Data to use:
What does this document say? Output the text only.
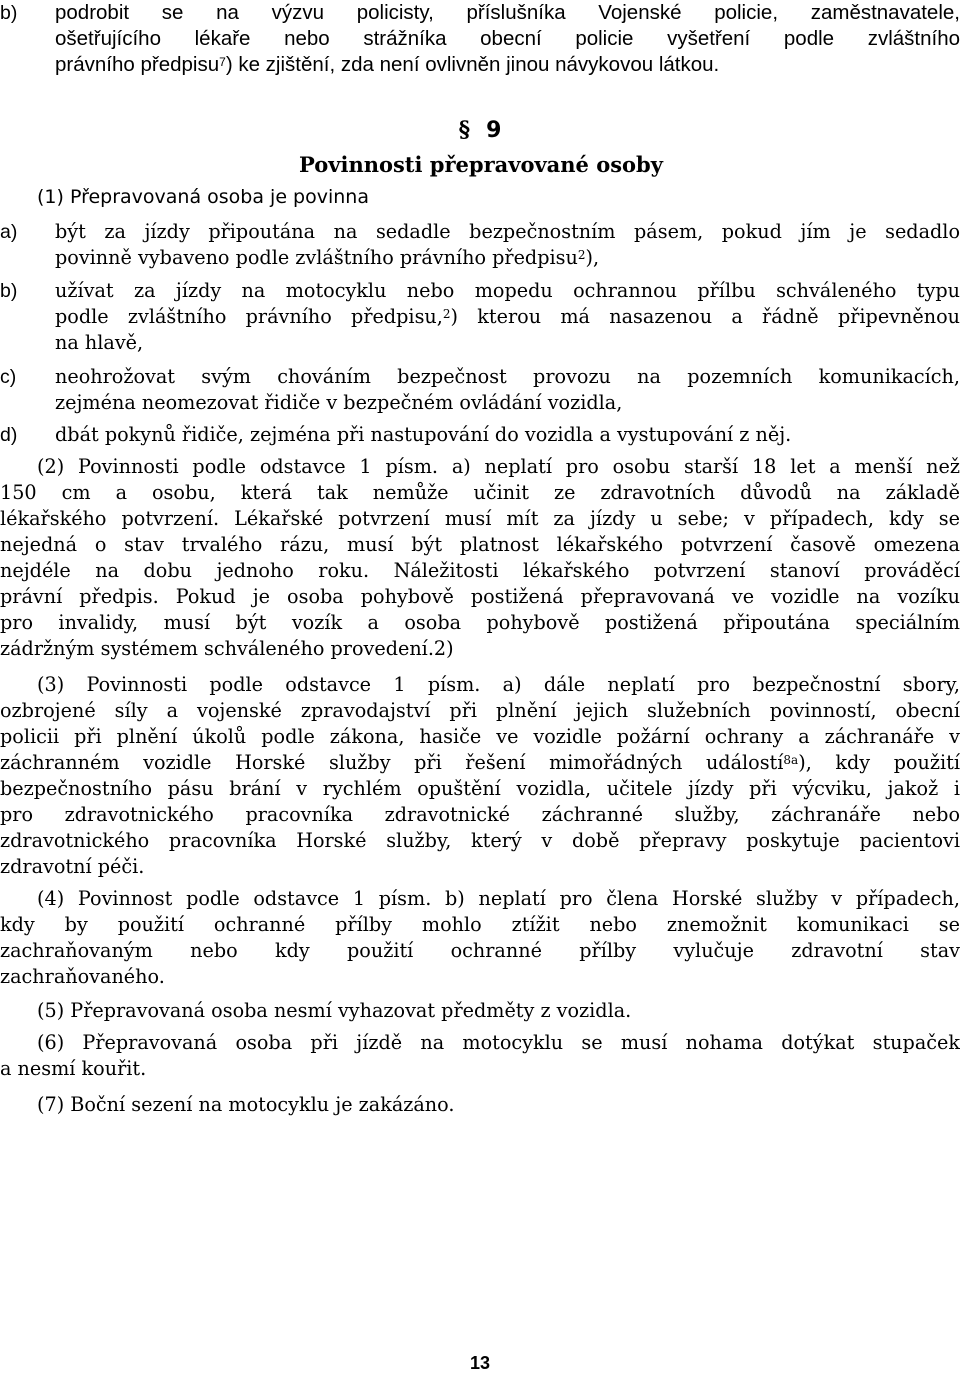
b) podrobit se na výzvu policisty, příslušníka Vojenské policie, zaměstnavatele,
ošetřujícího lékaře nebo strážníka obecní policie vyšetření podle zvláštního
právního předpisu$^7$) ke zjištění, zda není ovlivněn jinou návykovou látkou.
§ 9
Povinnosti přepravované osoby
(1) Přepravovaná osoba je povinna
a) být za jízdy připoutána na sedadle bezpečnostním pásem, pokud jím je sedadlo
povinně vybaveno podle zvláštního právního předpisu$^2$),
b) užívat za jízdy na motocyklu nebo mopedu ochrannou přílbu schváleného typu
podle zvláštního právního předpisu,$^2$) kterou má nasazenou a řádně připevněnou
na hlavě,
c) neohrožovat svým chováním bezpečnost provozu na pozemních komunikacích,
zejména neomezovat řidiče v bezpečném ovládání vozidla,
d) dbát pokynů řidiče, zejména při nastupování do vozidla a vystupování z něj.
(2) Povinnosti podle odstavce 1 písm. a) neplatí pro osobu starší 18 let a menší než
150 cm a osobu, která tak nemůže učinit ze zdravotních důvodů na základě
lékařského potvrzení. Lékařské potvrzení musí mít za jízdy u sebe; v případech, kdy se
nejedná o stav trvalého rázu, musí být platnost lékařského potvrzení časově omezena
nejdéle na dobu jednoho roku. Náležitosti lékařského potvrzení stanoví prováděcí
právní předpis. Pokud je osoba pohybově postižená přepravovaná ve vozidle na vozíku
pro invalidy, musí být vozík a osoba pohybově postižená připoutána speciálním
zádržným systémem schváleného provedení.2)
(3) Povinnosti podle odstavce 1 písm. a) dále neplatí pro bezpečnostní sbory,
ozbrojené síly a vojenské zpravodajství při plnění jejich služebních povinností, obecní
policii při plnění úkolů podle zákona, hasiče ve vozidle požární ochrany a záchranáře v
záchranném vozidle Horské služby při řešení mimořádných událostí$^{8a}$), kdy použití
bezpečnostního pásu brání v rychlém opuštění vozidla, učitele jízdy při výcviku, jakož i
pro zdravotnického pracovníka zdravotnické záchranné služby, záchranáře nebo
zdravotnického pracovníka Horské služby, který v době přepravy poskytuje pacientovi
zdravotní péči.
(4) Povinnost podle odstavce 1 písm. b) neplatí pro člena Horské služby v případech,
kdy by použití ochranné přílby mohlo ztížit nebo znemožnit komunikaci se
zachraňovaným nebo kdy použití ochranné přílby vylučuje zdravotní stav
zachraňovaného.
(5) Přepravovaná osoba nesmí vyhazovat předměty z vozidla.
(6) Přepravovaná osoba při jízdě na motocyklu se musí nohama dotýkat stupaček
a nesmí kouřit.
(7) Boční sezení na motocyklu je zakázáno.
13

Requirement: Lines holding the word "jízdy" should be counted across the entries; state only how many there are.

Exercise solution: 4